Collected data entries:
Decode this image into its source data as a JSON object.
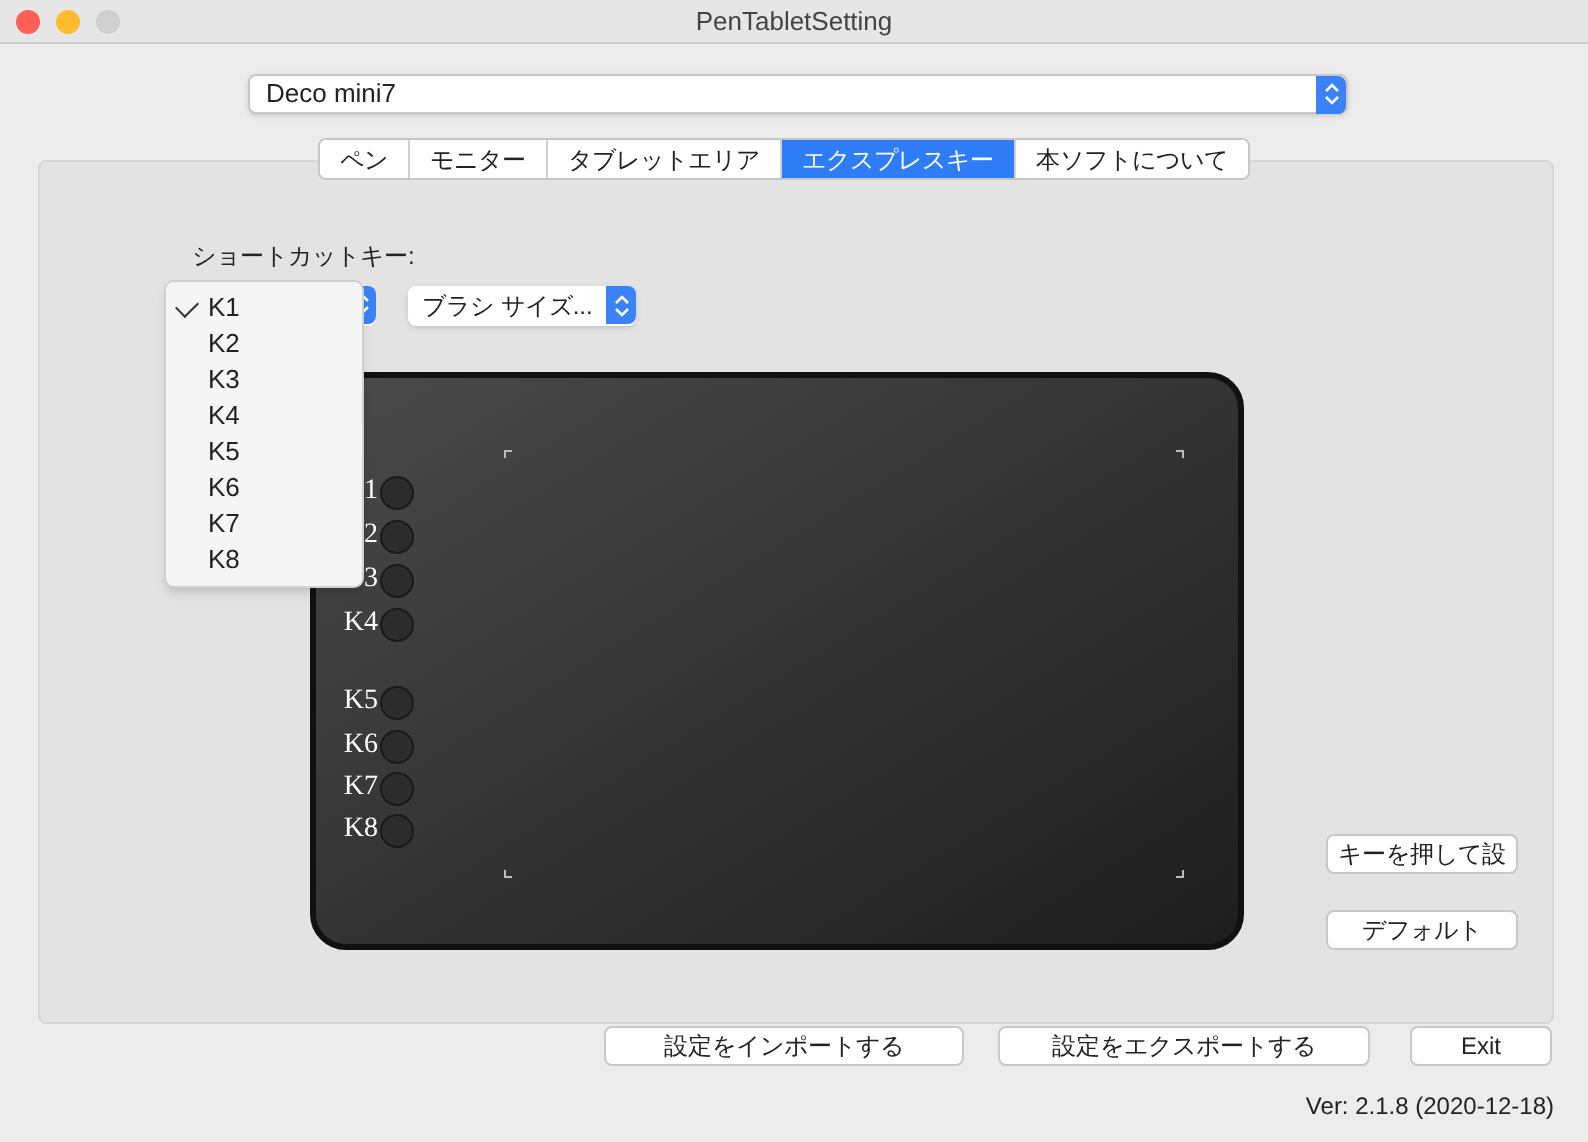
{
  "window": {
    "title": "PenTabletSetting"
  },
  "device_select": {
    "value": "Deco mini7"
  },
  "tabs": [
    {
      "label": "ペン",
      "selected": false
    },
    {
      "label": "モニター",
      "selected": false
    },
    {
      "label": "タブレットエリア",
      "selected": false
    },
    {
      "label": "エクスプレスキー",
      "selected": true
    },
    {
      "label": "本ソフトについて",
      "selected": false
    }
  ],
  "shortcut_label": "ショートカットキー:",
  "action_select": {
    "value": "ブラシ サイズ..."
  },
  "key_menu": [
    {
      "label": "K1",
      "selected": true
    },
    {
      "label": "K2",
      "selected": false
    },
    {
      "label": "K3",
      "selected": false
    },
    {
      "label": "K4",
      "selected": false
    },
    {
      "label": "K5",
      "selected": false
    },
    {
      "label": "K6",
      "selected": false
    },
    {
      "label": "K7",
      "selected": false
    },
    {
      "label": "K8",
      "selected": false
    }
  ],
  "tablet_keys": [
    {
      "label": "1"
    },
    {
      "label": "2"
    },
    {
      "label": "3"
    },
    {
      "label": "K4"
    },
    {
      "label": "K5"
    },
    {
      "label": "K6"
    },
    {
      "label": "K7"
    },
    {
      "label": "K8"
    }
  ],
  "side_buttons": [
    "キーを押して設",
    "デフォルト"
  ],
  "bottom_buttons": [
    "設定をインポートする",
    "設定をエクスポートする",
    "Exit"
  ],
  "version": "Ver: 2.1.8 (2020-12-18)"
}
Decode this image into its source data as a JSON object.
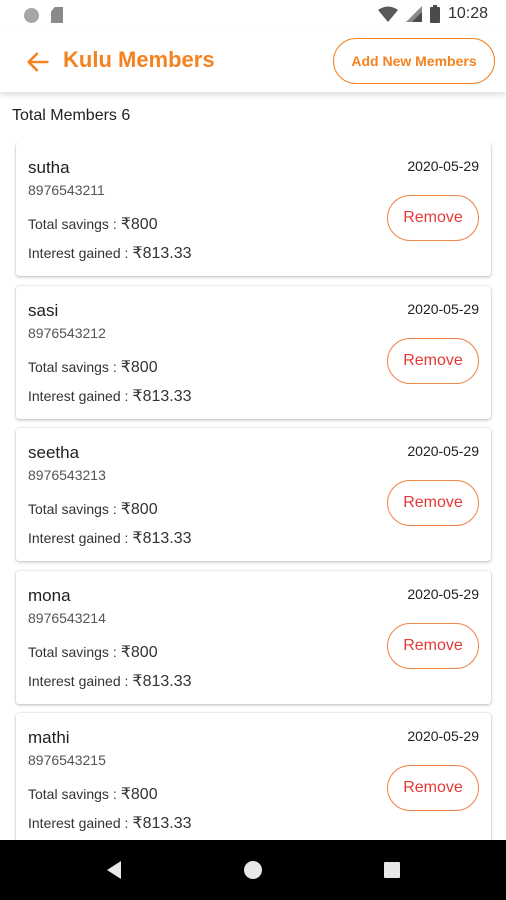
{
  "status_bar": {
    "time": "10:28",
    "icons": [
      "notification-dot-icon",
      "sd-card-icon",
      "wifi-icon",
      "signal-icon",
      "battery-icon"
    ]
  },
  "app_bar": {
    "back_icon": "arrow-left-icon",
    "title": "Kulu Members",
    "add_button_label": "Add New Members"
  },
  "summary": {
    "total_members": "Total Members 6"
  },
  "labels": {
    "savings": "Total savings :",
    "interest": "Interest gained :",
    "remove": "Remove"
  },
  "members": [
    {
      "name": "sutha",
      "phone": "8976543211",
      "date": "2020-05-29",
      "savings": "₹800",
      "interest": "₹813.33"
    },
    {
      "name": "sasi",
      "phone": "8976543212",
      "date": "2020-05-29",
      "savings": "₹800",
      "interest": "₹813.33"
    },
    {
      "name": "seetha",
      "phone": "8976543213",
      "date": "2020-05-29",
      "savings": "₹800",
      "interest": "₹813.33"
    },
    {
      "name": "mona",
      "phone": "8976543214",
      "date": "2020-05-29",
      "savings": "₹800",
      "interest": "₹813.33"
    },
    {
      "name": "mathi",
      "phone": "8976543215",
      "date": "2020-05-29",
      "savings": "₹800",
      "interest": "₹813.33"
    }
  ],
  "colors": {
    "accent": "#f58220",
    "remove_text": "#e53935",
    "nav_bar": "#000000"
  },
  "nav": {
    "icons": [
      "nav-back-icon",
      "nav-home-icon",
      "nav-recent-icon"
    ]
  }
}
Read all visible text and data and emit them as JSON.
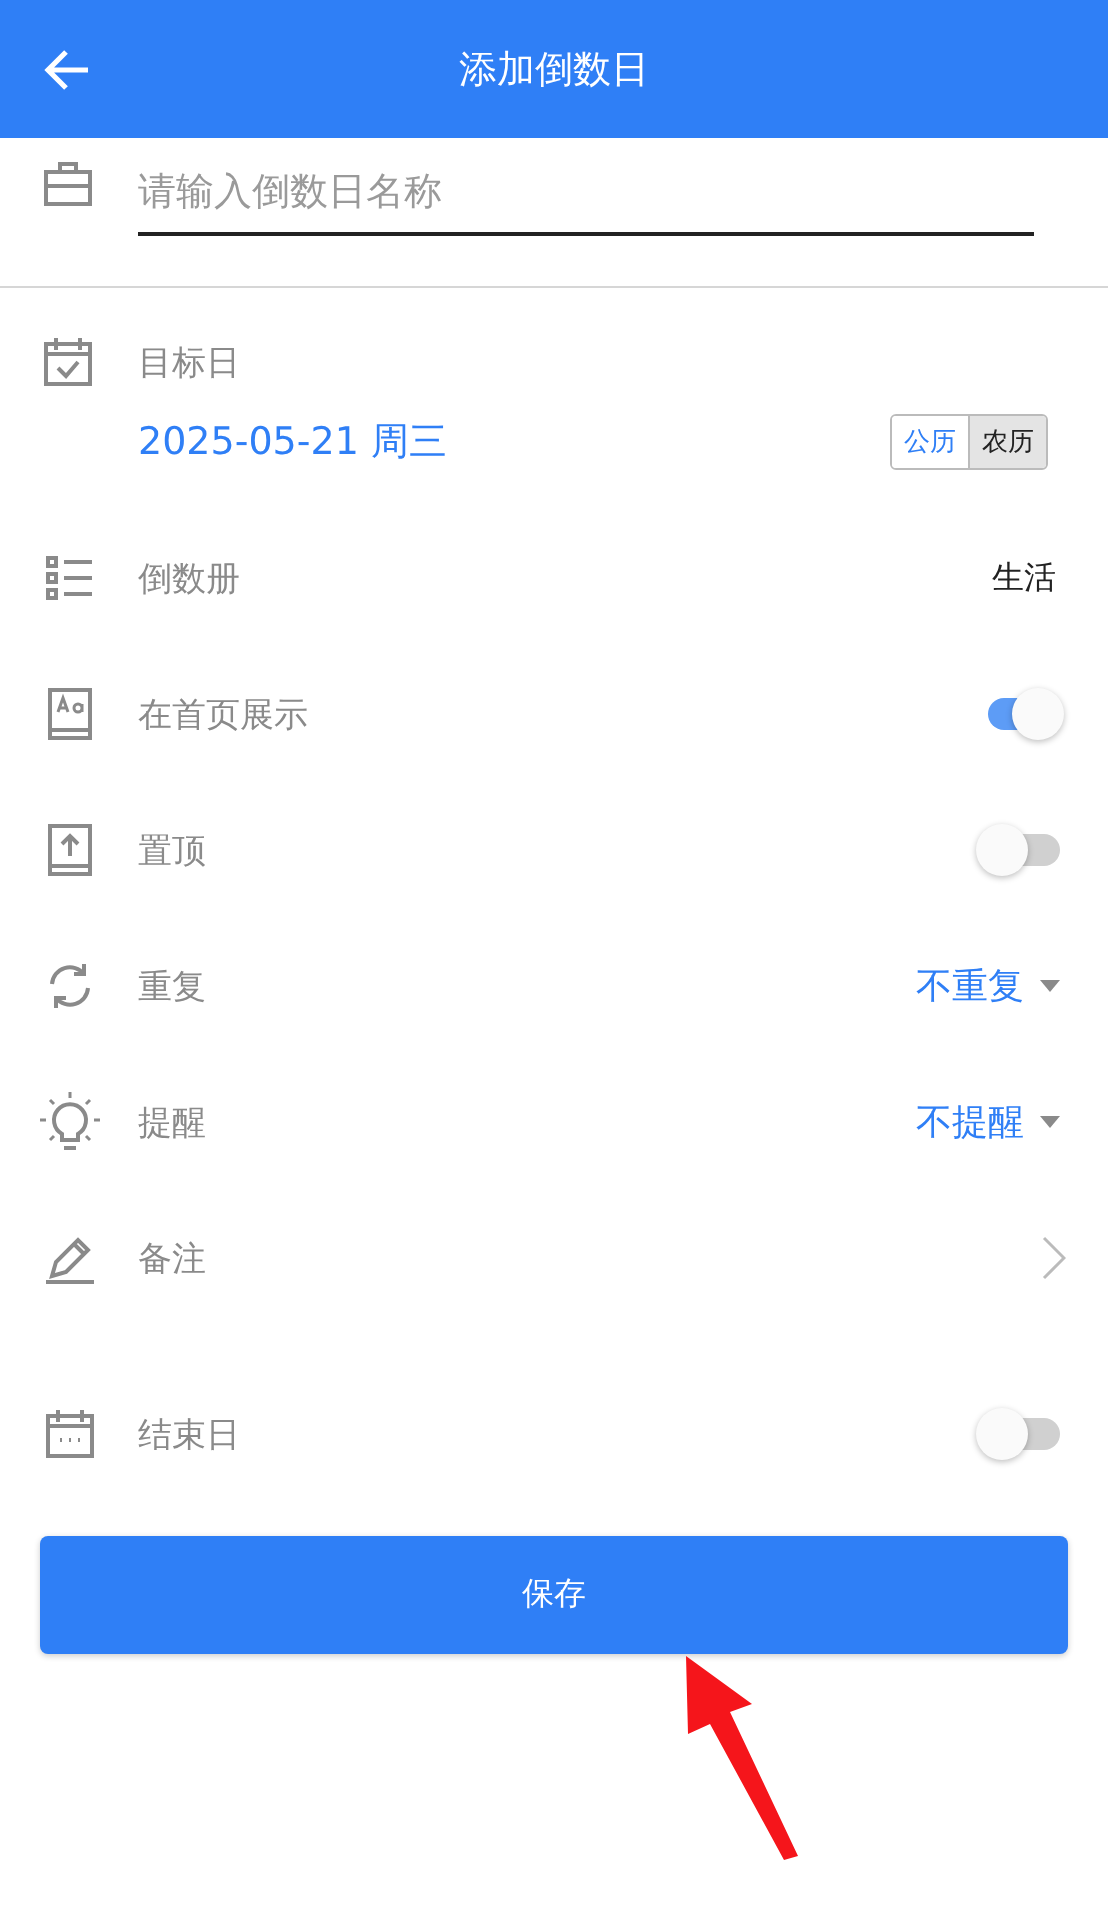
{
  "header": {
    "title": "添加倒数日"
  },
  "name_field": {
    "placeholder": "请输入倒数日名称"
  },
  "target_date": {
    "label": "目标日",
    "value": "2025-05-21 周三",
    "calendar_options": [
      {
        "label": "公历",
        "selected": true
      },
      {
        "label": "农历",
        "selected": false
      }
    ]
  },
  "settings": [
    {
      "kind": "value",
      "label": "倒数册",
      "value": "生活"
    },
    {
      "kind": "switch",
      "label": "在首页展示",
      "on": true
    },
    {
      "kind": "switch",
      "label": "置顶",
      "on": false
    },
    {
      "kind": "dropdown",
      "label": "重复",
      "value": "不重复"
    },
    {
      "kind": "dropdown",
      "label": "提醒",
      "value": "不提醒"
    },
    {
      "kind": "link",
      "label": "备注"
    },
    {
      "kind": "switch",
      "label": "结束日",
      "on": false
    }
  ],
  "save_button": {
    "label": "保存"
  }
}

■ **GOAL OF THE EXERCISE**
Look through the entries and find each line that has the string "Total". Copy those lines.

■ **ANSWER FOR THE TASK**
    "total_members": "Total Members 6"
    "savings": "Total savings :",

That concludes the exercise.